→ Supplied passage:
========

So, we have Kawhi leading with (4pts), Isaiah Thomas tied in second with Westbrook at 3pts each, and Lebron at 2pts.
I won’t be grading the players with this, but here is a non-linear regression for those interested in seeming more flow in the data.
gg <- ggplot(aes(x = FGA, y = PointDiff, color = Playername),data = mvp.noNA)
gloess<- gg + geom_point() + geom_smooth(method = "loess") +labs(title = "Results may Vary", x = "Field Goal Attempts", y = "Game Point Differential")
gloess
Alright, our third metric, The game score per minute (converted to seconds). The idea behind this is to see two things.
#thank you to "Jeff" from stackoverflow for the following function, I wanted to avoid adding more packages like lubridate.
toSeconds <- function(x){
if (!is.character(x)) stop("x must be a character string of the form H:M:S")
if (length(x)<=0)return(x)
unlist(
lapply(x,
function(i){
i <- as.numeric(strsplit(i,':',fixed=TRUE)[[1]])
if (length(i) == 3)
i[1]*3600 + i[2]*60 + i[3]
else if (length(i) == 2)
i[1]*60 + i[2]
else if (length(i) == 1)
i[1]
}
)
)
}
mm <- mvp.noNA$MP #changing the column from MM:SS to seconds
mm <- toSeconds(mm)
mvp.noNA$MP <- mm
gg <- ggplot(aes(x = MP, y = GmSc, color = Playername),data = mvp.noNA)
Gscoreglm <- gg + geom_point() + geom_smooth(method = "lm")
Gscoreloess <- gg + geom_point() + geom_smooth(method = "loess",se= FALSE) +
labs(x = "Seconds", y = "Game Score",
title = "More Time, More Game Score")
Here are the the two graphs, one linear, one non-linear. Along with the coefficient table for the player’s linear regressions.
coeftbl2 = NULL
for(i in c("westbrook","james","leonard","thomas","harden")){
coeftbl2 <- rbind(coeftbl2,
lm(GmSc~MP, data = mvp.noNA[mvp.noNA$Playername == i,])$coefficients[2])
}
coeftbl2 <- cbind(c("westbrook","james","leonard","thomas","harden"),coeftbl2)
coeftbl2 <- as.data.frame(coeftbl2)
coeftbl2[,2] <- as.numeric(as.character(coeftbl2[,2]))
coeftbl2 <- coeftbl2[order(coeftbl2$MP, decreasing = TRUE),]
colnames(coeftbl2) <- c("Player","GmSc by Seconds")
Gscoreglm
Gscoreloess
coeftbl2
## Player GmSc by Seconds
## 1 westbrook 0.019965505
## 4 thomas 0.015679325
## 5 harden 0.011939007
## 3 leonard 0.010253185
## 2 james 0.009619449
Westbrook with a wild .02GmSc for every additional second played! with Thomas in 2nd place and Harden finally hitting the board with .011.

========

→ Rows:
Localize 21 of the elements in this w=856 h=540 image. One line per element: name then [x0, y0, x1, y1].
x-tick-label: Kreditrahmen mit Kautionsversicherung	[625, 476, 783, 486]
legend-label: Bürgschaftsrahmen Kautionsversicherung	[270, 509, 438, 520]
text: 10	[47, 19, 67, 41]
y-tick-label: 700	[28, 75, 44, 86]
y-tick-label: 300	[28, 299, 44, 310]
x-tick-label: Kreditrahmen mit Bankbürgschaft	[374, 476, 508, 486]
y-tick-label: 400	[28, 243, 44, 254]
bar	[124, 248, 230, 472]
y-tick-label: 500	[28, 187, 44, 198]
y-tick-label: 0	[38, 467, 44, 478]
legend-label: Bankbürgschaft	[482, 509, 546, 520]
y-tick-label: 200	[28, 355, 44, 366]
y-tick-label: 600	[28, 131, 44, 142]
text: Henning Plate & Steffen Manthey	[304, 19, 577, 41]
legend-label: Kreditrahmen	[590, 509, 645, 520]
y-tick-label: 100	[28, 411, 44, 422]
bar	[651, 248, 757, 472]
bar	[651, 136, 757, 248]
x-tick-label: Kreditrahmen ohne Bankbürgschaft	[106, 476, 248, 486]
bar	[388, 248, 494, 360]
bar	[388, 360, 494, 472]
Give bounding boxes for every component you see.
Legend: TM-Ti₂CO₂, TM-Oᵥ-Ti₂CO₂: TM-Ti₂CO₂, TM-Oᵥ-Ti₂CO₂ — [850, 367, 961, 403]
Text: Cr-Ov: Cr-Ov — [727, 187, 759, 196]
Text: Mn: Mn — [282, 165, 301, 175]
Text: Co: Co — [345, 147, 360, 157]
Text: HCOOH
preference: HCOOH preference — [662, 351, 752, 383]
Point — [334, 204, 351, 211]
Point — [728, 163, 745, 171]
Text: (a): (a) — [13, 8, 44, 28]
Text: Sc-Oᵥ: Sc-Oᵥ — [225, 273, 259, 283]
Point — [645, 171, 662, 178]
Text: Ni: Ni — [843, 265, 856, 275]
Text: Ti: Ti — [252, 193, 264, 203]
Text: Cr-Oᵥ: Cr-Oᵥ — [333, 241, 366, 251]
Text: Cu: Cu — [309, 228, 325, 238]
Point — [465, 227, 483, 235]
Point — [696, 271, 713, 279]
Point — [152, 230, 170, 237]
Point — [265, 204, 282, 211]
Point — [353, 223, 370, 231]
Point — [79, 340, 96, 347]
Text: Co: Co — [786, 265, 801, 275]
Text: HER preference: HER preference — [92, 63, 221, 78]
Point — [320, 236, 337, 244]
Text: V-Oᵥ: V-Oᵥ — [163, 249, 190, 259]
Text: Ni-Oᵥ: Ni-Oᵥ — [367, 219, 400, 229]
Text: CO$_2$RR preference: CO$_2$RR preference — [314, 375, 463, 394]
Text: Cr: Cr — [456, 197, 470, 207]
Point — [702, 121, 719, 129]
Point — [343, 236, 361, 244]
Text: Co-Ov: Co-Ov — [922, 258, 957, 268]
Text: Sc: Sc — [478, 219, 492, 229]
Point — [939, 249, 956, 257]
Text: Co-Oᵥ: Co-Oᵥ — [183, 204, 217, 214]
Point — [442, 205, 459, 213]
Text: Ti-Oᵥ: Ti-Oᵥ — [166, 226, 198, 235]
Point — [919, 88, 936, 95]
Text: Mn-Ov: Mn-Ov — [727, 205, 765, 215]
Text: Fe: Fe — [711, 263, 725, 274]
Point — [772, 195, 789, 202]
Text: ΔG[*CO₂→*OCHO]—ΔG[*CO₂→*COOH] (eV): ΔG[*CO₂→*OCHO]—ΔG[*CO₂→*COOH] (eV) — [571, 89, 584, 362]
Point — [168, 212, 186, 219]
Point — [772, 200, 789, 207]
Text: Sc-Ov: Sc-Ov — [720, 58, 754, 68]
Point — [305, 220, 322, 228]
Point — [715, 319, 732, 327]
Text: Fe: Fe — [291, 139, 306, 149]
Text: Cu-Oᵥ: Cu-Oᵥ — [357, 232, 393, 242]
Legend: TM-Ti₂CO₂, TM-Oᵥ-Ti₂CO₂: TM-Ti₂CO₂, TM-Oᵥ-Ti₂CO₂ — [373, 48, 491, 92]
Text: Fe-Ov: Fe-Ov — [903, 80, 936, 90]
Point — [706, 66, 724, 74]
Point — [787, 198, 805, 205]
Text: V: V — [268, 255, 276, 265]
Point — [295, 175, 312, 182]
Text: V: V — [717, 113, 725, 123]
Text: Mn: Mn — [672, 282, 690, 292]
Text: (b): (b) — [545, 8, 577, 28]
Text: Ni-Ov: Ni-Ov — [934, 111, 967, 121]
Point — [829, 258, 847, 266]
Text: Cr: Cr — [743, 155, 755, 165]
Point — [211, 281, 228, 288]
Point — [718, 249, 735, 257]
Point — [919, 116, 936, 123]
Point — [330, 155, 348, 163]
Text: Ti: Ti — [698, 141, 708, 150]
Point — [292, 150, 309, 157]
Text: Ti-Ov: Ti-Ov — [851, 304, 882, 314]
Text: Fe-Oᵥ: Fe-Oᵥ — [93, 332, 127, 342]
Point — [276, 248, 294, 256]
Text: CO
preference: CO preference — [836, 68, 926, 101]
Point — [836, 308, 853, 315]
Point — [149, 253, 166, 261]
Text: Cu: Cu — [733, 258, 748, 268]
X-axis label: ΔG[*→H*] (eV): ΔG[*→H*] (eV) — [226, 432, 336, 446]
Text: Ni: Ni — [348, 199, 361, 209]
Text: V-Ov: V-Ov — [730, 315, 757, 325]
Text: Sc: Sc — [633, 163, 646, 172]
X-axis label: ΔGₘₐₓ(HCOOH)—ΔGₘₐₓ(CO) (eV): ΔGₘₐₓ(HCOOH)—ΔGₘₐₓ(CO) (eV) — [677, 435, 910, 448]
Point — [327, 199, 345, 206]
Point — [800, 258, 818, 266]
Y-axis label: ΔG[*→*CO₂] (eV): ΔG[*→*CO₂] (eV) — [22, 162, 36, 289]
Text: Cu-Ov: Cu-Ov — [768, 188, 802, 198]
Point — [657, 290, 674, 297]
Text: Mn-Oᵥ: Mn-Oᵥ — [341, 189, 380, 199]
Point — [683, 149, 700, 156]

========

→ Exercise task 1: Do these statements agree with the NBA write-up? (a) Kawhi is in the lead with 4 points. (b) The author used lubridate to convert minutes to seconds. (c) James has the largest game score gain per second. For each, answer yes or no and quote the words from the text that decide it.
→ Exercise task 2: Can you copy the NBA write-up word for word, starting with "So, we have" and going on through "see two things."?

→ Expected output 1:
(a) Yes: "So, we have Kawhi leading with (4pts)"
(b) No: "I wanted to avoid adding more packages like lubridate."
(c) No: "Westbrook with a wild .02GmSc for every additional second played!"

→ Expected output 2:
So, we have Kawhi leading with (4pts), Isaiah Thomas tied in second with Westbrook at 3pts each, and Lebron at 2pts.
I won’t be grading the players with this, but here is a non-linear regression for those interested in seeming more flow in the data.
gg <- ggplot(aes(x = FGA, y = PointDiff, color = Playername),data = mvp.noNA)
gloess<- gg + geom_point() + geom_smooth(method = "loess") +labs(title = "Results may Vary", x = "Field Goal Attempts", y = "Game Point Differential")
gloess
Alright, our third metric, The game score per minute (converted to seconds). The idea behind this is to see two things.